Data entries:

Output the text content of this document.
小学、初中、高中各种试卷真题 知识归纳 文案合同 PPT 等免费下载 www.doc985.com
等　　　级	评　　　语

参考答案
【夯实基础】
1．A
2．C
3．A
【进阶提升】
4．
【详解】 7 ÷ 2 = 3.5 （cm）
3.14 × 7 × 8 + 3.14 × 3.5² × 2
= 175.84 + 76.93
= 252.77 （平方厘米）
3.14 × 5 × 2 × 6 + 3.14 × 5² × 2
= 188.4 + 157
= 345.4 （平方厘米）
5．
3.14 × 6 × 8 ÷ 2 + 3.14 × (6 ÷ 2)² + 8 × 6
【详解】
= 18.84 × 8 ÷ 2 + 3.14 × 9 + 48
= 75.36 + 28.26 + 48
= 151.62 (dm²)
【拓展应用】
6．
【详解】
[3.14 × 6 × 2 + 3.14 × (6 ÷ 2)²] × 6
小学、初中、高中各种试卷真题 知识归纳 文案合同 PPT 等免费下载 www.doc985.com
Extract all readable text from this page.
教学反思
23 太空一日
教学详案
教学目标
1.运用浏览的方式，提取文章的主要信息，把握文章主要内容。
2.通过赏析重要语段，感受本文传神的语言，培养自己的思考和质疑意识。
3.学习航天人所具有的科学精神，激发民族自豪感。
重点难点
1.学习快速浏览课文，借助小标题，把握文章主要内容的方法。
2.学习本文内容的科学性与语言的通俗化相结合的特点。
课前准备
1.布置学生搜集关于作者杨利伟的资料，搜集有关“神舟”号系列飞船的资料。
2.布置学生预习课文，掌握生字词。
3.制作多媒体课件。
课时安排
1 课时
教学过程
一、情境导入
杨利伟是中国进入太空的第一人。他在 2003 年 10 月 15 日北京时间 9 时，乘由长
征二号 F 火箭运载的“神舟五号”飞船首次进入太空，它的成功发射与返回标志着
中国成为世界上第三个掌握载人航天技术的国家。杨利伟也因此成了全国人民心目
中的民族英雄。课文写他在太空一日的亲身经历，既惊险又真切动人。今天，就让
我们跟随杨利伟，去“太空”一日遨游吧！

• _Problem to solve_
Repeat exactly the lines from the line containing "Extract all readable text from this page." through the end of the listing above; both boundary lines are part of the output.

• _Final answer_
Extract all readable text from this page.
教学反思
23 太空一日
教学详案
教学目标
1.运用浏览的方式，提取文章的主要信息，把握文章主要内容。
2.通过赏析重要语段，感受本文传神的语言，培养自己的思考和质疑意识。
3.学习航天人所具有的科学精神，激发民族自豪感。
重点难点
1.学习快速浏览课文，借助小标题，把握文章主要内容的方法。
2.学习本文内容的科学性与语言的通俗化相结合的特点。
课前准备
1.布置学生搜集关于作者杨利伟的资料，搜集有关“神舟”号系列飞船的资料。
2.布置学生预习课文，掌握生字词。
3.制作多媒体课件。
课时安排
1 课时
教学过程
一、情境导入
杨利伟是中国进入太空的第一人。他在 2003 年 10 月 15 日北京时间 9 时，乘由长
征二号 F 火箭运载的“神舟五号”飞船首次进入太空，它的成功发射与返回标志着
中国成为世界上第三个掌握载人航天技术的国家。杨利伟也因此成了全国人民心目
中的民族英雄。课文写他在太空一日的亲身经历，既惊险又真切动人。今天，就让
我们跟随杨利伟，去“太空”一日遨游吧！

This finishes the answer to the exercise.